== What is asked ==
Single out each line with the word "trường" and copy it.

[Dataset items]
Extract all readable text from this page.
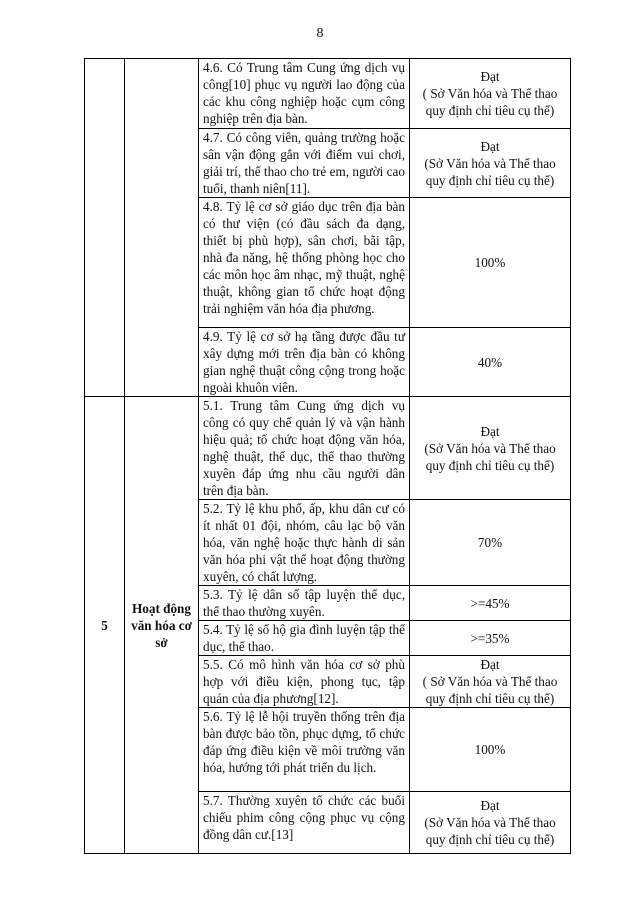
8
		4.6. Có Trung tâm Cung ứng dịch vụ công[10] phục vụ người lao động của các khu công nghiệp hoặc cụm công nghiệp trên địa bàn.	Đạt
( Sở Văn hóa và Thể thao quy định chỉ tiêu cụ thể)

		4.7. Có công viên, quảng trường hoặc sân vận động gắn với điểm vui chơi, giải trí, thể thao cho trẻ em, người cao tuổi, thanh niên[11].	Đạt
(Sở Văn hóa và Thể thao quy định chỉ tiêu cụ thể)

		4.8. Tỷ lệ cơ sở giáo dục trên địa bàn có thư viện (có đầu sách đa dạng, thiết bị phù hợp), sân chơi, bãi tập, nhà đa năng, hệ thống phòng học cho các môn học âm nhạc, mỹ thuật, nghệ thuật, không gian tổ chức hoạt động trải nghiệm văn hóa địa phương.	100%

		4.9. Tỷ lệ cơ sở hạ tầng được đầu tư xây dựng mới trên địa bàn có không gian nghệ thuật công cộng trong hoặc ngoài khuôn viên.	40%

5	Hoạt động văn hóa cơ sở	5.1. Trung tâm Cung ứng dịch vụ công có quy chế quản lý và vận hành hiệu quả; tổ chức hoạt động văn hóa, nghệ thuật, thể dục, thể thao thường xuyên đáp ứng nhu cầu người dân trên địa bàn.	Đạt
(Sở Văn hóa và Thể thao quy định chỉ tiêu cụ thể)

		5.2. Tỷ lệ khu phố, ấp, khu dân cư có ít nhất 01 đội, nhóm, câu lạc bộ văn hóa, văn nghệ hoặc thực hành di sản văn hóa phi vật thể hoạt động thường xuyên, có chất lượng.	70%

		5.3. Tỷ lệ dân số tập luyện thể dục, thể thao thường xuyên.	>=45%

		5.4. Tỷ lệ số hộ gia đình luyện tập thể dục, thể thao.	>=35%

		5.5. Có mô hình văn hóa cơ sở phù hợp với điều kiện, phong tục, tập quán của địa phương[12].	Đạt
( Sở Văn hóa và Thể thao quy định chỉ tiêu cụ thể)

		5.6. Tỷ lệ lễ hội truyền thống trên địa bàn được bảo tồn, phục dựng, tổ chức đáp ứng điều kiện về môi trường văn hóa, hướng tới phát triển du lịch.	100%

		5.7. Thường xuyên tổ chức các buổi chiếu phim công cộng phục vụ cộng đồng dân cư.[13]	Đạt
(Sở Văn hóa và Thể thao quy định chỉ tiêu cụ thể)
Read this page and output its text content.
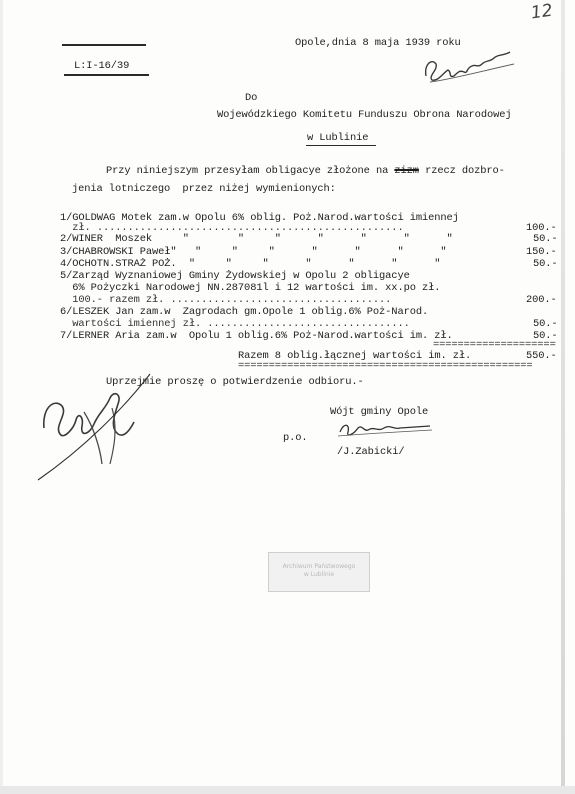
12
L:I-16/39
Opole,dnia 8 maja 1939 roku
Do
Wojewódzkiego Komitetu Funduszu Obrona Narodowej
w Lublinie
Przy niniejszym przesyłam obligacye złożone na zizm rzecz dozbro-
jenia lotniczego  przez niżej wymienionych:
1/GOLDWAG Motek zam.w Opolu 6% oblig. Poż.Narod.wartości imiennej
zł. ..................................................	100.-
2/WINER  Moszek     "        "     "      "      "      "      "	50.-
3/CHABROWSKI Paweł"   "     "     "      "      "      "      "	150.-
4/OCHOTN.STRAŻ POŻ.  "     "     "      "      "      "      "	50.-
5/Zarząd Wyznaniowej Gminy Żydowskiej w Opolu 2 obligacye
6% Pożyczki Narodowej NN.287081l i 12 wartości im. xx.po zł.
100.- razem zł. ....................................	200.-
6/LESZEK Jan zam.w  Zagrodach gm.Opole 1 oblig.6% Poż-Narod.
wartości imiennej zł. .................................	50.-
7/LERNER Aria zam.w  Opolu 1 oblig.6% Poż-Narod.wartości im. zł.	50.-
====================
Razem 8 oblig.łącznej wartości im. zł.	550.-
================================================
Uprzejmie proszę o potwierdzenie odbioru.-
Wójt gminy Opole
p.o.
/J.Zabicki/
Archiwum Państwowego
w Lublinie
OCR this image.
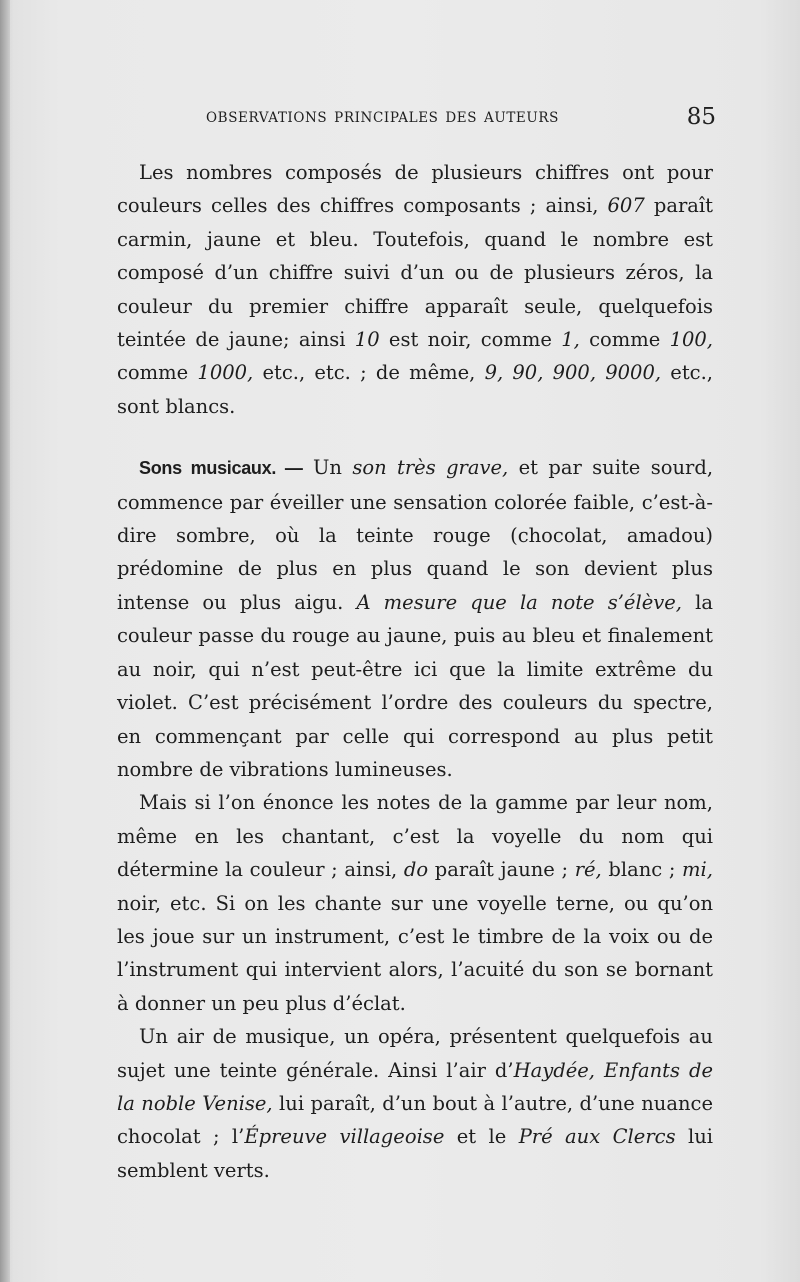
OBSERVATIONS PRINCIPALES DES AUTEURS	85

Les nombres composés de plusieurs chiffres ont pour couleurs celles des chiffres composants ; ainsi, 607 paraît carmin, jaune et bleu. Toutefois, quand le nombre est composé d’un chiffre suivi d’un ou de plusieurs zéros, la couleur du premier chiffre apparaît seule, quelquefois teintée de jaune; ainsi 10 est noir, comme 1, comme 100, comme 1000, etc., etc. ; de même, 9, 90, 900, 9000, etc., sont blancs.

Sons musicaux. — Un son très grave, et par suite sourd, commence par éveiller une sensation colorée faible, c’est-à-dire sombre, où la teinte rouge (chocolat, amadou) prédomine de plus en plus quand le son devient plus intense ou plus aigu. A mesure que la note s’élève, la couleur passe du rouge au jaune, puis au bleu et finalement au noir, qui n’est peut-être ici que la limite extrême du violet. C’est précisément l’ordre des couleurs du spectre, en commençant par celle qui correspond au plus petit nombre de vibrations lumineuses.

Mais si l’on énonce les notes de la gamme par leur nom, même en les chantant, c’est la voyelle du nom qui détermine la couleur ; ainsi, do paraît jaune ; ré, blanc ; mi, noir, etc. Si on les chante sur une voyelle terne, ou qu’on les joue sur un instrument, c’est le timbre de la voix ou de l’instrument qui intervient alors, l’acuité du son se bornant à donner un peu plus d’éclat.

Un air de musique, un opéra, présentent quelquefois au sujet une teinte générale. Ainsi l’air d’Haydée, Enfants de la noble Venise, lui paraît, d’un bout à l’autre, d’une nuance chocolat ; l’Épreuve villageoise et le Pré aux Clercs lui semblent verts.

== Correct answer ==
		4.7. Có công viên, quảng trường hoặc sân vận động gắn với điểm vui chơi, giải trí, thể thao cho trẻ em, người cao tuổi, thanh niên[11].	Đạt
		5.6. Tỷ lệ lễ hội truyền thống trên địa bàn được bảo tồn, phục dựng, tổ chức đáp ứng điều kiện về môi trường văn hóa, hướng tới phát triển du lịch.	100%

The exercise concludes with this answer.